## INPUT
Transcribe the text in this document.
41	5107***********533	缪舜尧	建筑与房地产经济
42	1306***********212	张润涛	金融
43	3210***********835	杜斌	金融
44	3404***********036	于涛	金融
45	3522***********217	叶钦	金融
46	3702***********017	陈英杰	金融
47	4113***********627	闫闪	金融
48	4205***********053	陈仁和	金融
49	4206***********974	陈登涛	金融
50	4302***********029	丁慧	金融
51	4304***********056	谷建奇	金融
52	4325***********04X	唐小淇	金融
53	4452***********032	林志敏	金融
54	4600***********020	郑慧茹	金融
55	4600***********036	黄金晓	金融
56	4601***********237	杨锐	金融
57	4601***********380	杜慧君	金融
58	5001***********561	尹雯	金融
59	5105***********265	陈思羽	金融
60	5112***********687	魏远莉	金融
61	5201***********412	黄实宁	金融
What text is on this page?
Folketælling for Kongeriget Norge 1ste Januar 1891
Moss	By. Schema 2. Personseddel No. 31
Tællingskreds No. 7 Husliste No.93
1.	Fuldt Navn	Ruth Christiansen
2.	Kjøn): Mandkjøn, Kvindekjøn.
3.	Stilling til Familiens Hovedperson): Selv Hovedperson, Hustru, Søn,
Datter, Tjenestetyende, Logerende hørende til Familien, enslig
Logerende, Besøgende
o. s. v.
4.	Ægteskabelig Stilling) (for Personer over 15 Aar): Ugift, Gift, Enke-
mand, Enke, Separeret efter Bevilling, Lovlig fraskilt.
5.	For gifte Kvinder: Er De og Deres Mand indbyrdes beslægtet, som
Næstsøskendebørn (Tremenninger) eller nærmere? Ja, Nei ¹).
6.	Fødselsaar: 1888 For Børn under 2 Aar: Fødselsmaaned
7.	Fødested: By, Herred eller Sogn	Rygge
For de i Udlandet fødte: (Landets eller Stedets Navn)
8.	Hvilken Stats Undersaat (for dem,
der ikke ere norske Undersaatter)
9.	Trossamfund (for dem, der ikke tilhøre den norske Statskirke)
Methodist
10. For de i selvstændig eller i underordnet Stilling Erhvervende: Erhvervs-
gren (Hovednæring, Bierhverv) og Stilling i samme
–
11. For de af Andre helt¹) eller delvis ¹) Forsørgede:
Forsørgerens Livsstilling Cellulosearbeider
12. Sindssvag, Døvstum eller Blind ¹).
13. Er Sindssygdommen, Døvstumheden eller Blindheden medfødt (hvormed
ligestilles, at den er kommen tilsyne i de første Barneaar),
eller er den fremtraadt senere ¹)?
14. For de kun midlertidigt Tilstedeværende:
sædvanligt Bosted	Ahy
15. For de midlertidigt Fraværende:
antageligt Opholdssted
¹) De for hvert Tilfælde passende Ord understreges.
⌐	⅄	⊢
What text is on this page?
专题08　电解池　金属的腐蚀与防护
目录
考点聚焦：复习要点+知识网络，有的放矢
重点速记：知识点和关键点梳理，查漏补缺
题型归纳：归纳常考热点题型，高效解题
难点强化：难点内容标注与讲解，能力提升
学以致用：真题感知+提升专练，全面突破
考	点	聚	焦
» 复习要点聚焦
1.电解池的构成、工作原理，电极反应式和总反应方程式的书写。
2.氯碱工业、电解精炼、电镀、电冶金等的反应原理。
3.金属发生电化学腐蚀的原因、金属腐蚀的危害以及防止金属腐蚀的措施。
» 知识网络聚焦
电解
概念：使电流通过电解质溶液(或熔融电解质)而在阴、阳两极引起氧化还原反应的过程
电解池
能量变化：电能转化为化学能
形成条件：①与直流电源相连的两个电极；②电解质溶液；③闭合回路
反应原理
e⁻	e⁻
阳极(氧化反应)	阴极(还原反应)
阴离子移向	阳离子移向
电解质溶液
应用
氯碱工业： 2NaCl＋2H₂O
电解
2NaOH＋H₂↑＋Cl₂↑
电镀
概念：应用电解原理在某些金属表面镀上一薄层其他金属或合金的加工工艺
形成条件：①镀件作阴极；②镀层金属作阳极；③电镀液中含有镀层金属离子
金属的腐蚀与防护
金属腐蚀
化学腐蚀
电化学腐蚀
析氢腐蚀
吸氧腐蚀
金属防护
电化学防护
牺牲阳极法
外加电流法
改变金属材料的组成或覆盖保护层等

## WHAT NEEDS TO BE DONE
Copy each line holding the word "氯碱工业" from the listing above.

## TASK ANSWER
2.氯碱工业、电解精炼、电镀、电冶金等的反应原理。
氯碱工业： 2NaCl＋2H₂O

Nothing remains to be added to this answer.